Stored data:
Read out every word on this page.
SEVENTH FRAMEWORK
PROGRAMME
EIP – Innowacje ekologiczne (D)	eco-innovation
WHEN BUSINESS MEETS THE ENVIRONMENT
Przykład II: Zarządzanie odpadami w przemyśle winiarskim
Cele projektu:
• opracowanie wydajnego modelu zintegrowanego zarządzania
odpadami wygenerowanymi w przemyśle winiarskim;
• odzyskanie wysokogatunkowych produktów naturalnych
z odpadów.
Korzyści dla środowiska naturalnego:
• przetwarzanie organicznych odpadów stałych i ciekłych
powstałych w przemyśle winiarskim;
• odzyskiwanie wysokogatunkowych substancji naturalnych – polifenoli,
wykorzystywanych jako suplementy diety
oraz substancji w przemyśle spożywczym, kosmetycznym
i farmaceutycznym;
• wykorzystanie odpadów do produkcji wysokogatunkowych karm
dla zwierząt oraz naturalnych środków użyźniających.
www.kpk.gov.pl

» Task instructions
Please quote every record above exactly as it appears.

» Solution below
Read out every word on this page.
SEVENTH FRAMEWORK
PROGRAMME
EIP – Innowacje ekologiczne (D)	eco-innovation
WHEN BUSINESS MEETS THE ENVIRONMENT
Przykład II: Zarządzanie odpadami w przemyśle winiarskim
Cele projektu:
• opracowanie wydajnego modelu zintegrowanego zarządzania
odpadami wygenerowanymi w przemyśle winiarskim;
• odzyskanie wysokogatunkowych produktów naturalnych
z odpadów.
Korzyści dla środowiska naturalnego:
• przetwarzanie organicznych odpadów stałych i ciekłych
powstałych w przemyśle winiarskim;
• odzyskiwanie wysokogatunkowych substancji naturalnych – polifenoli,
wykorzystywanych jako suplementy diety
oraz substancji w przemyśle spożywczym, kosmetycznym
i farmaceutycznym;
• wykorzystanie odpadów do produkcji wysokogatunkowych karm
dla zwierząt oraz naturalnych środków użyźniających.
www.kpk.gov.pl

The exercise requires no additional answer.